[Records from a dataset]

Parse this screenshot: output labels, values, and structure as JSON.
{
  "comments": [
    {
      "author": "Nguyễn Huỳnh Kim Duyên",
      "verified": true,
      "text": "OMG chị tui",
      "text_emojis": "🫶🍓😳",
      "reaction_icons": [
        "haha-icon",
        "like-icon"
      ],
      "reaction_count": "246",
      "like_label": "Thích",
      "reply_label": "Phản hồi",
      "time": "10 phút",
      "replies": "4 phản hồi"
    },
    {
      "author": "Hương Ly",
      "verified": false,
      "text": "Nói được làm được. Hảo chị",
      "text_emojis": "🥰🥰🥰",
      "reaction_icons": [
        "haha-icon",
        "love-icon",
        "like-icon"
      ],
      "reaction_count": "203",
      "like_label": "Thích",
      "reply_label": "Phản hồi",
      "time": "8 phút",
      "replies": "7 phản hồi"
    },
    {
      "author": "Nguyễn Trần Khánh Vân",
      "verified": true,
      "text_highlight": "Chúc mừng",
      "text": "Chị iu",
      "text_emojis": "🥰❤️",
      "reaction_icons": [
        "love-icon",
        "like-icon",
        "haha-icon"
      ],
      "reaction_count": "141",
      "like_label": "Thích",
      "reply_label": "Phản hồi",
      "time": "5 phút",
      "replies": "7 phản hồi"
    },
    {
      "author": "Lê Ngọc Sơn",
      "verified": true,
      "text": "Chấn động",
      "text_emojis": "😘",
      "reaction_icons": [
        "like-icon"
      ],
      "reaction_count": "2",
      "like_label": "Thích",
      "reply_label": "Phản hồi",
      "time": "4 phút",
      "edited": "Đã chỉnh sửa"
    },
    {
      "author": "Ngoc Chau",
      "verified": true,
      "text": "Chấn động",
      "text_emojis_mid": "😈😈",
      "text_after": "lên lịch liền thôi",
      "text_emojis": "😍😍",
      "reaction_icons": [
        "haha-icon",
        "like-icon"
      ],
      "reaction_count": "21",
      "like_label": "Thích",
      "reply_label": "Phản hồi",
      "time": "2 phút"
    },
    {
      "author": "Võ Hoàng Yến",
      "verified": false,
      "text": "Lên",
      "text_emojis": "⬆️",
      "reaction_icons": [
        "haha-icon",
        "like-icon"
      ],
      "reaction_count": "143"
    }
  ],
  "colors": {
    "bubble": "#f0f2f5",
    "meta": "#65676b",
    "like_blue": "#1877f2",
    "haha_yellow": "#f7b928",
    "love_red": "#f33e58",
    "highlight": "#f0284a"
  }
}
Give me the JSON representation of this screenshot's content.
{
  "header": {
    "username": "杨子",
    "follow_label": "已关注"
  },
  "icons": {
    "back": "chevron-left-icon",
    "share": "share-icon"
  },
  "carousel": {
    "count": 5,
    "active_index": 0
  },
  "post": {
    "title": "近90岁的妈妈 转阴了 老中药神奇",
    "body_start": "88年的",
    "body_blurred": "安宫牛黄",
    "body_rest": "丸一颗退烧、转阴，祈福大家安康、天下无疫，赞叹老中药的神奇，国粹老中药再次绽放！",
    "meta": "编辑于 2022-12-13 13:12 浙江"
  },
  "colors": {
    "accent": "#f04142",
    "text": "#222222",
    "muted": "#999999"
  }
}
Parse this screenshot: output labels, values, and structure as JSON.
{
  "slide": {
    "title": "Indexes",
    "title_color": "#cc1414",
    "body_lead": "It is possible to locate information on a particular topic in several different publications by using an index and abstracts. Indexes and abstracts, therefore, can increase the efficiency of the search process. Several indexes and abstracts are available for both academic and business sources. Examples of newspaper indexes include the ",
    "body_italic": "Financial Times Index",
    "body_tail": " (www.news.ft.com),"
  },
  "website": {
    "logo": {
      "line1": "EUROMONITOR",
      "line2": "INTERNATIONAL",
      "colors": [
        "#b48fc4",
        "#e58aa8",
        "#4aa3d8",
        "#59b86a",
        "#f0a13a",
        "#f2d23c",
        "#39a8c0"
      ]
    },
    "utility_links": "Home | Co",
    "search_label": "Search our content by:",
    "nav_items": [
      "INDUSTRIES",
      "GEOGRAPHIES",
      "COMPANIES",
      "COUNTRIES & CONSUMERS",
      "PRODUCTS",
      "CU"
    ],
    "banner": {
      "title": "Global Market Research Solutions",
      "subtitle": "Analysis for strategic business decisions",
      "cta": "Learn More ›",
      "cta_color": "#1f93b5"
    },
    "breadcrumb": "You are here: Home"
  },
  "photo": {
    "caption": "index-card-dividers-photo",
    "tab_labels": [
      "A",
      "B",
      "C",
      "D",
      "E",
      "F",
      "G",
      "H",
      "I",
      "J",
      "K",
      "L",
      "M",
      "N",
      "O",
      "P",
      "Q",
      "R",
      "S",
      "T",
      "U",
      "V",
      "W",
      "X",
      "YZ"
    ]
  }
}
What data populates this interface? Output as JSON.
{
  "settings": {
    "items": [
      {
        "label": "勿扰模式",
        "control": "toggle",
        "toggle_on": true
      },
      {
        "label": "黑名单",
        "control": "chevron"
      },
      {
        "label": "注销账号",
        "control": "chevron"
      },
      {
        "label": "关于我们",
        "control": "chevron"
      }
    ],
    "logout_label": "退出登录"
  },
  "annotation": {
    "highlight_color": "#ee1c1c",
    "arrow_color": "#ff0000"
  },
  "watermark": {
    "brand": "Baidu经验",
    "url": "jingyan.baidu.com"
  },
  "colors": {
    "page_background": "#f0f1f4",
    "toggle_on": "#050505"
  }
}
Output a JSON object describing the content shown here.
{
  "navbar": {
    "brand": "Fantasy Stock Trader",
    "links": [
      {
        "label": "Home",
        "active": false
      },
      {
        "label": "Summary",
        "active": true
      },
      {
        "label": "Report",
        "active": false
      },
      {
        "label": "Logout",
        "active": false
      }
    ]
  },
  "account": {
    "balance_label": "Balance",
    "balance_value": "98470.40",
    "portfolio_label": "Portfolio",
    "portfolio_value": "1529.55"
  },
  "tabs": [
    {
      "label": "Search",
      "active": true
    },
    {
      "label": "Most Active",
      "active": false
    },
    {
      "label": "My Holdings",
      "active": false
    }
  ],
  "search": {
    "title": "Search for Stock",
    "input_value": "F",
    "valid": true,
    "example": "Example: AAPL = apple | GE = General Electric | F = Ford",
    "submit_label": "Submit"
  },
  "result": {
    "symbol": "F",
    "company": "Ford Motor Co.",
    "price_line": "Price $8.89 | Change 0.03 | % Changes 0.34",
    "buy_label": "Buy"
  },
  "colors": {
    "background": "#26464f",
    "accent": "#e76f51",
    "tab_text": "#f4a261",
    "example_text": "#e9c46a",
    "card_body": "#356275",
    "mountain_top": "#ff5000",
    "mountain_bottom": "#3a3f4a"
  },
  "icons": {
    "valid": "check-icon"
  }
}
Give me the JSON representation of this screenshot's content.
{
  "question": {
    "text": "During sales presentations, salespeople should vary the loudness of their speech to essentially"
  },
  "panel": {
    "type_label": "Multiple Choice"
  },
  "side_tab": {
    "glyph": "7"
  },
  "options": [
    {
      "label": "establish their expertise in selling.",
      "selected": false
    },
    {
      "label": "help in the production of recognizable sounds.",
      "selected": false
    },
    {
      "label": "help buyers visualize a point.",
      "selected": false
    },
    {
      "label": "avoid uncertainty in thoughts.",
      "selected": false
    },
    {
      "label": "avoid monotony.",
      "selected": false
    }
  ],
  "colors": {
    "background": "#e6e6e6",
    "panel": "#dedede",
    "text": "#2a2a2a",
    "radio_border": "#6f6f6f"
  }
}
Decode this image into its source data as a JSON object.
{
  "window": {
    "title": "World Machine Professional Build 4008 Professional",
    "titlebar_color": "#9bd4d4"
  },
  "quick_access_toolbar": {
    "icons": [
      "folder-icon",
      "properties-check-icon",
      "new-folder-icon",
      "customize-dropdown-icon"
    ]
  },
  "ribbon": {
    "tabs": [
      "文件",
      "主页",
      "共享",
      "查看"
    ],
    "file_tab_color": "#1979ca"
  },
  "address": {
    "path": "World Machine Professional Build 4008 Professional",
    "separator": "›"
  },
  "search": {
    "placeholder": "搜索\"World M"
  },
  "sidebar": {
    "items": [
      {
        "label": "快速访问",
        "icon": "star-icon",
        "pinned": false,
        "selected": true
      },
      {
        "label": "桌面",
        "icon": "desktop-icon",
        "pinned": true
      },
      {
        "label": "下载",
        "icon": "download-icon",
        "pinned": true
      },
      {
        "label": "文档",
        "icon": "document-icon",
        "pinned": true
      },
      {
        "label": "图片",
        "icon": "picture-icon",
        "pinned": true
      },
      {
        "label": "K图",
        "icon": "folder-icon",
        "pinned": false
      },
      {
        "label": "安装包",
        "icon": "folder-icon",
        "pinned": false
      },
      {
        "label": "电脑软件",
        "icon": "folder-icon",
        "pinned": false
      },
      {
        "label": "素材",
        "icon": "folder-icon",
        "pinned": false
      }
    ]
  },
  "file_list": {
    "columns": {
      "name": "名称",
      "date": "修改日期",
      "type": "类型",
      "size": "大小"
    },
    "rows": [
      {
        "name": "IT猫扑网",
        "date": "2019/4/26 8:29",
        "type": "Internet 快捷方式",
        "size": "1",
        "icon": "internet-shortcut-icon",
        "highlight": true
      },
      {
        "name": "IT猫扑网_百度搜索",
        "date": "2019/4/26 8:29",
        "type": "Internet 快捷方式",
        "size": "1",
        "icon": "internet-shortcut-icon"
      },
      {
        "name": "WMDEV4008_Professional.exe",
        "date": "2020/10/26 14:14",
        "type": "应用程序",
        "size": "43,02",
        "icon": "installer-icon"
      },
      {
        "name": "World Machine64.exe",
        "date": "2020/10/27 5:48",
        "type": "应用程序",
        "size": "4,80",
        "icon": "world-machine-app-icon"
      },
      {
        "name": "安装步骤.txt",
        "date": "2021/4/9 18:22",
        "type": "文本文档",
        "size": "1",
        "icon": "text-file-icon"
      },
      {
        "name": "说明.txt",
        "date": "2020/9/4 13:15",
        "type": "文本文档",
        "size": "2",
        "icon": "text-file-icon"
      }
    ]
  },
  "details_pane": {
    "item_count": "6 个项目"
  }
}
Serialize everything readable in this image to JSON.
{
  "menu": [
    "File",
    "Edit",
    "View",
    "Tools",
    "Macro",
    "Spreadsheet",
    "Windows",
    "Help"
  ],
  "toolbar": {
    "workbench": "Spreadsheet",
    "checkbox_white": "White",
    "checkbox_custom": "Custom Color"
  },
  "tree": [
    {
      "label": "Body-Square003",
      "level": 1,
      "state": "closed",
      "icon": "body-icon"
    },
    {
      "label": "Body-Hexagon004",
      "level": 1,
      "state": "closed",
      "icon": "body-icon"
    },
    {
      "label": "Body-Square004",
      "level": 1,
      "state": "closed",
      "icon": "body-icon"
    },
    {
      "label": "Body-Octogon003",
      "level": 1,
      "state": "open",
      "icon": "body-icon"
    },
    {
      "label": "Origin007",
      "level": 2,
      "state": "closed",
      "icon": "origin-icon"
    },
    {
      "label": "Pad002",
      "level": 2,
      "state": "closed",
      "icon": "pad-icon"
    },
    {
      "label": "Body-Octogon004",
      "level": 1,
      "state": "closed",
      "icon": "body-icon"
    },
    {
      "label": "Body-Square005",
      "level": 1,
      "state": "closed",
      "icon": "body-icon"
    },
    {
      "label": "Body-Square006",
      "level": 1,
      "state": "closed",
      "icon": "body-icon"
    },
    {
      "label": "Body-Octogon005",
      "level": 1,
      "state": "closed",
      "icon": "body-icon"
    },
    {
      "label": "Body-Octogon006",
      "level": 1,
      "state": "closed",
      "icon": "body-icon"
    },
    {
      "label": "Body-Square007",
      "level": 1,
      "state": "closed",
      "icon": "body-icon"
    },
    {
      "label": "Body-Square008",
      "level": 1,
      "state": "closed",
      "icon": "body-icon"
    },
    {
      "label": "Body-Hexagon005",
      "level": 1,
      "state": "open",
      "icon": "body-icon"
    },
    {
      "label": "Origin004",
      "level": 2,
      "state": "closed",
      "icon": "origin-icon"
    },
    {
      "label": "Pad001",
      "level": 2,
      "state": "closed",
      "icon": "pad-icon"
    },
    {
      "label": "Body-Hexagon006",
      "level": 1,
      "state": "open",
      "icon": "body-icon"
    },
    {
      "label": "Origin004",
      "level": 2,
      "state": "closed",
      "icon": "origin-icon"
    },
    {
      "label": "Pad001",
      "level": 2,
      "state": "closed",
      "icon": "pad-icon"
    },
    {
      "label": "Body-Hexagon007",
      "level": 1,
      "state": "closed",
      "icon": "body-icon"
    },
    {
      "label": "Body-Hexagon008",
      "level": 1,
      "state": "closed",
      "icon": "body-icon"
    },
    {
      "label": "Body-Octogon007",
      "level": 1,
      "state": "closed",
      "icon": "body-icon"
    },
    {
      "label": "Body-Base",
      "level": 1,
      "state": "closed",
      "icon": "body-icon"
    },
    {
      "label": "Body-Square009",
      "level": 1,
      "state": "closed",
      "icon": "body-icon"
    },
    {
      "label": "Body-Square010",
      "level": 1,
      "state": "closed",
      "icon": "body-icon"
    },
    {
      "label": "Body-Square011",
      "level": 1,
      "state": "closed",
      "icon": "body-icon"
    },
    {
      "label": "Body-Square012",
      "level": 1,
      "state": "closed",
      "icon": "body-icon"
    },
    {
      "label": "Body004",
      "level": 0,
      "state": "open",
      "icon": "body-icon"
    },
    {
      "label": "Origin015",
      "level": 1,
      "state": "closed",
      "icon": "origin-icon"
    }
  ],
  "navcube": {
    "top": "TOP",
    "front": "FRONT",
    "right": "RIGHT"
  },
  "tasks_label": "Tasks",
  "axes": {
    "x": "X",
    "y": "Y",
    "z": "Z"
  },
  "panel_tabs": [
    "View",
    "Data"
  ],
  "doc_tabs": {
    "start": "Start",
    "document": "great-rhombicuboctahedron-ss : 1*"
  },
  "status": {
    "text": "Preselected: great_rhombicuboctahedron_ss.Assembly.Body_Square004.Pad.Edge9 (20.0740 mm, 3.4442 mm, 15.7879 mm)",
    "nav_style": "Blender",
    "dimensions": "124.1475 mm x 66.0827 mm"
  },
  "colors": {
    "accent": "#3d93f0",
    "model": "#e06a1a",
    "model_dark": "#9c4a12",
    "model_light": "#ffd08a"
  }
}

## EXERCISE TASK
Above are the records; copy every line in them that holds the word "accent".

## EXERCISE ANSWER
    "accent": "#f04142",
    "accent": "#e76f51",
    "accent": "#3d93f0",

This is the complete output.